The problem - Retype all of the data exactly as given.

Data for this task -

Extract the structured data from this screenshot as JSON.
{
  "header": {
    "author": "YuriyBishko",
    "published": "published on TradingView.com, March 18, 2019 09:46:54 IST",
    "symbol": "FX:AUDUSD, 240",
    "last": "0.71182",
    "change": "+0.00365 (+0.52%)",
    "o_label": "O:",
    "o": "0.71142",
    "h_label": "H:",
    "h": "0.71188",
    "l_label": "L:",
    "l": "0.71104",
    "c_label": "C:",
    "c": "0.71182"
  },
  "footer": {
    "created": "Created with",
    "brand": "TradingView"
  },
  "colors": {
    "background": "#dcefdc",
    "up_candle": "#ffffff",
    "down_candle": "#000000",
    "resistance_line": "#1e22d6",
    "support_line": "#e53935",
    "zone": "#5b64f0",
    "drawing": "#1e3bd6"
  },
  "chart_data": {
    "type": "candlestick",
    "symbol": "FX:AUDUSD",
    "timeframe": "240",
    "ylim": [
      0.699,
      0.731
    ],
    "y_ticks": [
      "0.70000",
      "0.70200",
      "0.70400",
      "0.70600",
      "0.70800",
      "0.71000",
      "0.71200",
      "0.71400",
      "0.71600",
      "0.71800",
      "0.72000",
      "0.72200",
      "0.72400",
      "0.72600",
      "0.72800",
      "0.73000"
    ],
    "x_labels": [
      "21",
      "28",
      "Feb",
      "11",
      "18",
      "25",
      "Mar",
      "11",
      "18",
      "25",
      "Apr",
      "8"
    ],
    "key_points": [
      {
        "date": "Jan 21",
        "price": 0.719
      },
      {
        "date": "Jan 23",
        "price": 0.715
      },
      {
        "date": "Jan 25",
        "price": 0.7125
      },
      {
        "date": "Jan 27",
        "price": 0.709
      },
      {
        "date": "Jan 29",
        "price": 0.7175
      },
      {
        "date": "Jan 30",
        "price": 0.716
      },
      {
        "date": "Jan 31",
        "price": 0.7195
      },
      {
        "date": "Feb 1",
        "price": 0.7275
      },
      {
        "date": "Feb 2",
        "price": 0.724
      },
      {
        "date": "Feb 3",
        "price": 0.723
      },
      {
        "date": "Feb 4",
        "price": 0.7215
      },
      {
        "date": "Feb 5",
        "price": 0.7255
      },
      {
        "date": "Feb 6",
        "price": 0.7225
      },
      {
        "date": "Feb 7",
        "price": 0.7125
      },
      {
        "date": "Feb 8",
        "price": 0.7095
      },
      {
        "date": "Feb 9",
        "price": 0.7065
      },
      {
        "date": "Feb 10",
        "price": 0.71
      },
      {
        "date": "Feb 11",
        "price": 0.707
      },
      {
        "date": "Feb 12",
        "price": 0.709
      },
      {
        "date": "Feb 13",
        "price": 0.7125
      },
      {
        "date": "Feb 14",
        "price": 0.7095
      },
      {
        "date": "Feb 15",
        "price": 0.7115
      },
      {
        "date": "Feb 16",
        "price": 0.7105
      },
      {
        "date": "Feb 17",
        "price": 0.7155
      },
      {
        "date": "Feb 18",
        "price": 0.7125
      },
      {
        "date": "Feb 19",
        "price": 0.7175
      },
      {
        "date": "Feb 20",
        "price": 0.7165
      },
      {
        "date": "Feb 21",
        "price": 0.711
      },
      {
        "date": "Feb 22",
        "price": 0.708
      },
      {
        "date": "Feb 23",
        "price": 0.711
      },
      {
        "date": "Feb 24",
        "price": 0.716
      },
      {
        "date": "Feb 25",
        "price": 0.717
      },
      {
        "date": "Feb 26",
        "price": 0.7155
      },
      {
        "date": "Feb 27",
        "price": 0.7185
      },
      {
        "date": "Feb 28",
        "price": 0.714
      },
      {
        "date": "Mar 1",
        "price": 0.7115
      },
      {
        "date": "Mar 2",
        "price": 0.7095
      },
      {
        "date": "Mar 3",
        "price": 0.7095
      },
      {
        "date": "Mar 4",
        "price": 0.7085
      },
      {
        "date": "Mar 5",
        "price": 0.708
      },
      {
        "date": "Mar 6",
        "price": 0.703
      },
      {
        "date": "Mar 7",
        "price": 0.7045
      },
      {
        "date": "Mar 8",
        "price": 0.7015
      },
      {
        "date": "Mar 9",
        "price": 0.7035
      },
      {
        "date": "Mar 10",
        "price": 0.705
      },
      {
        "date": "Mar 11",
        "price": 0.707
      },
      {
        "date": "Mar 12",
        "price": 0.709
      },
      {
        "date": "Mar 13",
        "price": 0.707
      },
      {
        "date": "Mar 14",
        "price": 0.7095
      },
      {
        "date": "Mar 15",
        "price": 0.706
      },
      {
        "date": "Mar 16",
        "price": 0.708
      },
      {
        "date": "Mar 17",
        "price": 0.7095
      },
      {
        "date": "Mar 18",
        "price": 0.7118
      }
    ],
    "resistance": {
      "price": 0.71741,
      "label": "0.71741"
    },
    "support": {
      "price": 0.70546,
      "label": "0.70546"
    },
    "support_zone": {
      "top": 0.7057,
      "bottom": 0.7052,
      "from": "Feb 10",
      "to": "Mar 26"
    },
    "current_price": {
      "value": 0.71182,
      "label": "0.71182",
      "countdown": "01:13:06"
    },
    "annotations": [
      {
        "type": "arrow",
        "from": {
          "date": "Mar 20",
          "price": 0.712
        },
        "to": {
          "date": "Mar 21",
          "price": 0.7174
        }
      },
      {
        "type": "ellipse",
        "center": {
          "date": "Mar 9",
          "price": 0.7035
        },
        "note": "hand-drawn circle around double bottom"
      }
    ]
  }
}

Answer below -
Extract the structured data from this screenshot as JSON.
{
  "header": {
    "author": "YuriyBishko",
    "published": "published on TradingView.com, March 18, 2019 09:46:54 IST",
    "symbol": "FX:AUDUSD, 240",
    "last": "0.71182",
    "change": "+0.00365 (+0.52%)",
    "o_label": "O:",
    "o": "0.71142",
    "h_label": "H:",
    "h": "0.71188",
    "l_label": "L:",
    "l": "0.71104",
    "c_label": "C:",
    "c": "0.71182"
  },
  "footer": {
    "created": "Created with",
    "brand": "TradingView"
  },
  "colors": {
    "background": "#dcefdc",
    "up_candle": "#ffffff",
    "down_candle": "#000000",
    "resistance_line": "#1e22d6",
    "support_line": "#e53935",
    "zone": "#5b64f0",
    "drawing": "#1e3bd6"
  },
  "chart_data": {
    "type": "candlestick",
    "symbol": "FX:AUDUSD",
    "timeframe": "240",
    "ylim": [
      0.699,
      0.731
    ],
    "y_ticks": [
      "0.70000",
      "0.70200",
      "0.70400",
      "0.70600",
      "0.70800",
      "0.71000",
      "0.71200",
      "0.71400",
      "0.71600",
      "0.71800",
      "0.72000",
      "0.72200",
      "0.72400",
      "0.72600",
      "0.72800",
      "0.73000"
    ],
    "x_labels": [
      "21",
      "28",
      "Feb",
      "11",
      "18",
      "25",
      "Mar",
      "11",
      "18",
      "25",
      "Apr",
      "8"
    ],
    "key_points": [
      {
        "date": "Jan 21",
        "price": 0.719
      },
      {
        "date": "Jan 23",
        "price": 0.715
      },
      {
        "date": "Jan 25",
        "price": 0.7125
      },
      {
        "date": "Jan 27",
        "price": 0.709
      },
      {
        "date": "Jan 29",
        "price": 0.7175
      },
      {
        "date": "Jan 30",
        "price": 0.716
      },
      {
        "date": "Jan 31",
        "price": 0.7195
      },
      {
        "date": "Feb 1",
        "price": 0.7275
      },
      {
        "date": "Feb 2",
        "price": 0.724
      },
      {
        "date": "Feb 3",
        "price": 0.723
      },
      {
        "date": "Feb 4",
        "price": 0.7215
      },
      {
        "date": "Feb 5",
        "price": 0.7255
      },
      {
        "date": "Feb 6",
        "price": 0.7225
      },
      {
        "date": "Feb 7",
        "price": 0.7125
      },
      {
        "date": "Feb 8",
        "price": 0.7095
      },
      {
        "date": "Feb 9",
        "price": 0.7065
      },
      {
        "date": "Feb 10",
        "price": 0.71
      },
      {
        "date": "Feb 11",
        "price": 0.707
      },
      {
        "date": "Feb 12",
        "price": 0.709
      },
      {
        "date": "Feb 13",
        "price": 0.7125
      },
      {
        "date": "Feb 14",
        "price": 0.7095
      },
      {
        "date": "Feb 15",
        "price": 0.7115
      },
      {
        "date": "Feb 16",
        "price": 0.7105
      },
      {
        "date": "Feb 17",
        "price": 0.7155
      },
      {
        "date": "Feb 18",
        "price": 0.7125
      },
      {
        "date": "Feb 19",
        "price": 0.7175
      },
      {
        "date": "Feb 20",
        "price": 0.7165
      },
      {
        "date": "Feb 21",
        "price": 0.711
      },
      {
        "date": "Feb 22",
        "price": 0.708
      },
      {
        "date": "Feb 23",
        "price": 0.711
      },
      {
        "date": "Feb 24",
        "price": 0.716
      },
      {
        "date": "Feb 25",
        "price": 0.717
      },
      {
        "date": "Feb 26",
        "price": 0.7155
      },
      {
        "date": "Feb 27",
        "price": 0.7185
      },
      {
        "date": "Feb 28",
        "price": 0.714
      },
      {
        "date": "Mar 1",
        "price": 0.7115
      },
      {
        "date": "Mar 2",
        "price": 0.7095
      },
      {
        "date": "Mar 3",
        "price": 0.7095
      },
      {
        "date": "Mar 4",
        "price": 0.7085
      },
      {
        "date": "Mar 5",
        "price": 0.708
      },
      {
        "date": "Mar 6",
        "price": 0.703
      },
      {
        "date": "Mar 7",
        "price": 0.7045
      },
      {
        "date": "Mar 8",
        "price": 0.7015
      },
      {
        "date": "Mar 9",
        "price": 0.7035
      },
      {
        "date": "Mar 10",
        "price": 0.705
      },
      {
        "date": "Mar 11",
        "price": 0.707
      },
      {
        "date": "Mar 12",
        "price": 0.709
      },
      {
        "date": "Mar 13",
        "price": 0.707
      },
      {
        "date": "Mar 14",
        "price": 0.7095
      },
      {
        "date": "Mar 15",
        "price": 0.706
      },
      {
        "date": "Mar 16",
        "price": 0.708
      },
      {
        "date": "Mar 17",
        "price": 0.7095
      },
      {
        "date": "Mar 18",
        "price": 0.7118
      }
    ],
    "resistance": {
      "price": 0.71741,
      "label": "0.71741"
    },
    "support": {
      "price": 0.70546,
      "label": "0.70546"
    },
    "support_zone": {
      "top": 0.7057,
      "bottom": 0.7052,
      "from": "Feb 10",
      "to": "Mar 26"
    },
    "current_price": {
      "value": 0.71182,
      "label": "0.71182",
      "countdown": "01:13:06"
    },
    "annotations": [
      {
        "type": "arrow",
        "from": {
          "date": "Mar 20",
          "price": 0.712
        },
        "to": {
          "date": "Mar 21",
          "price": 0.7174
        }
      },
      {
        "type": "ellipse",
        "center": {
          "date": "Mar 9",
          "price": 0.7035
        },
        "note": "hand-drawn circle around double bottom"
      }
    ]
  }
}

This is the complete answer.